**TRECHO DO TEXTO:**
┄┄┄┄┄┄

Atualmente, o que o distancia do cargo é a insistência russa por um secretário-geral oriundo do leste europeu. Nesse caso, a búlgara Irina Bokova, atual diretora-geral da UNESCO, reuniria as características buscadas pelos desconfortáveis com a solução portuguesa. Fala russo, é mulher (atributo defendido por Ban Ki-moon, que tentou emplacar sua antiga chefe de gabinete, a argentina Susana Malcorra), mas não une nem o fragmentado leste europeu.
No momento em que a II Guerra Mundial aproximava-se do fim, líderes das nações vitoriosas se encontraram em Bretton Woods a fim de delinear as futuras bases econômicas da coexistência e da interação internacionais. Cerca de um ano depois, um maior número de representantes traria à luz a instituição política central para todos esses arranjos que dariam sustento ao novo sistema internacional. Nascia ali a ONU, o parlamento da humanidade, como a ela se refere o historiador britânico Paul Kennedy em uma das obras mais interessantes sobre a história e o futuro dessa instituição. Que é utópica, no que tem de melhor, e um tanto quanto ainda desalentadora, no que tem de prático. Sua função seria trazer algumas linhas de harmonia e previsibilidade legal para um sistema internacional intrinsicamente anárquico.
A partir de suas sedes nos EUA, a ONU e as instituições de Bretton Woods, institucionalizariam e regeriam o novo balanço de poder, como também lidariam com os desafios internacionais a fim de possibilitar um mundo mais seguro e próspero.

┄┄┄┄┄┄

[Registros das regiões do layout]
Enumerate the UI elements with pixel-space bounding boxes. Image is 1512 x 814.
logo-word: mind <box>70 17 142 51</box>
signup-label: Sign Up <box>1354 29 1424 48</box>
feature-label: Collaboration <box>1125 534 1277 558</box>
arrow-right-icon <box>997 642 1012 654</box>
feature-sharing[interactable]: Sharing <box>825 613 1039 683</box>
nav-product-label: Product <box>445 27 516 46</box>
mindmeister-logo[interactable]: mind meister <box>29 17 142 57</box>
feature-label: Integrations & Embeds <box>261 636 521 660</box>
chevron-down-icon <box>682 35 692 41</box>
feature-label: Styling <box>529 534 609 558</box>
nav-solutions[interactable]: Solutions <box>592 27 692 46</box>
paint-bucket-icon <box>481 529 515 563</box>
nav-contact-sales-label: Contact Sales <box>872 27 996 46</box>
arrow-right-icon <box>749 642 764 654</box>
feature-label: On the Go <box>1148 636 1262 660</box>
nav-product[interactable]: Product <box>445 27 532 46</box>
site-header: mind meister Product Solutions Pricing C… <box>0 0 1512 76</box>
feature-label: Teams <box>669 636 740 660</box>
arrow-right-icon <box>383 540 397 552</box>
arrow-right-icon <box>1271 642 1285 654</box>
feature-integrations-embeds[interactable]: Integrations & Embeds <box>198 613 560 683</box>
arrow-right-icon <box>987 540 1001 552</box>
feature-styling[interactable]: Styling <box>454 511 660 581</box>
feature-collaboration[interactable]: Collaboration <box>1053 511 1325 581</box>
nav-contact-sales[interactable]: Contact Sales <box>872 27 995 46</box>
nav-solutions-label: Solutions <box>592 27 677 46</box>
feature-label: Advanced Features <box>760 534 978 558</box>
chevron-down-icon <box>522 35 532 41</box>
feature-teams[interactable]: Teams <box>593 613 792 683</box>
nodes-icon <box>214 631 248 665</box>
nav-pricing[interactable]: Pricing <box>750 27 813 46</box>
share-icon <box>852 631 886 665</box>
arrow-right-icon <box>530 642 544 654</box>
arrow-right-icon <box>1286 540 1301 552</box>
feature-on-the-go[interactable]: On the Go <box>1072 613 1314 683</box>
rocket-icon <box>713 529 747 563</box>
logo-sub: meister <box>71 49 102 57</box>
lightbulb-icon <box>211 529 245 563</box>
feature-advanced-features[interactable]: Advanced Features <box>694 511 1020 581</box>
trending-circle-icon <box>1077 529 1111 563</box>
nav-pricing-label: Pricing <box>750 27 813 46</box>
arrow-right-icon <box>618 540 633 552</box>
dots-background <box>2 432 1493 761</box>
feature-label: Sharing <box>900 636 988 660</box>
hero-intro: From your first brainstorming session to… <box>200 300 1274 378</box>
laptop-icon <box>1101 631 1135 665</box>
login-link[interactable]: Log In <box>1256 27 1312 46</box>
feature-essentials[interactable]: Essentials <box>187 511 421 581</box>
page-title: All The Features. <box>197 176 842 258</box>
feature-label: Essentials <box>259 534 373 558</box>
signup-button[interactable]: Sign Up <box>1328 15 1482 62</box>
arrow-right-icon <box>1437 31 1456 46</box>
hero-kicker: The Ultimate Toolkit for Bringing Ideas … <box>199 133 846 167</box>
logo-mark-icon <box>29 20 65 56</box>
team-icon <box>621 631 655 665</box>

┄┄┄┄┄┄

**DESAFIOS:**
1) Por favor, reescreva o trecho do texto sobre a ONU desde "No momento em" até "internacional intrinsicamente anárquico.", substituindo "historiador britânico" por "estudioso britânico".
2) Liste todas as pessoas citadas pelo nome no texto sobre a ONU.
3) Segundo o texto sobre a ONU, onde os líderes das nações vitoriosas se encontraram quando a II Guerra Mundial se aproximava do fim?

**RESPOSTAS DO EXERCÍCIO:**
1)
No momento em que a II Guerra Mundial aproximava-se do fim, líderes das nações vitoriosas se encontraram em Bretton Woods a fim de delinear as futuras bases econômicas da coexistência e da interação internacionais. Cerca de um ano depois, um maior número de representantes traria à luz a instituição política central para todos esses arranjos que dariam sustento ao novo sistema internacional. Nascia ali a ONU, o parlamento da humanidade, como a ela se refere o estudioso britânico Paul Kennedy em uma das obras mais interessantes sobre a história e o futuro dessa instituição. Que é utópica, no que tem de melhor, e um tanto quanto ainda desalentadora, no que tem de prático. Sua função seria trazer algumas linhas de harmonia e previsibilidade legal para um sistema internacional intrinsicamente anárquico.

2)
Irina Bokova
Ban Ki-moon
Susana Malcorra
Paul Kennedy

3) Em Bretton Woods.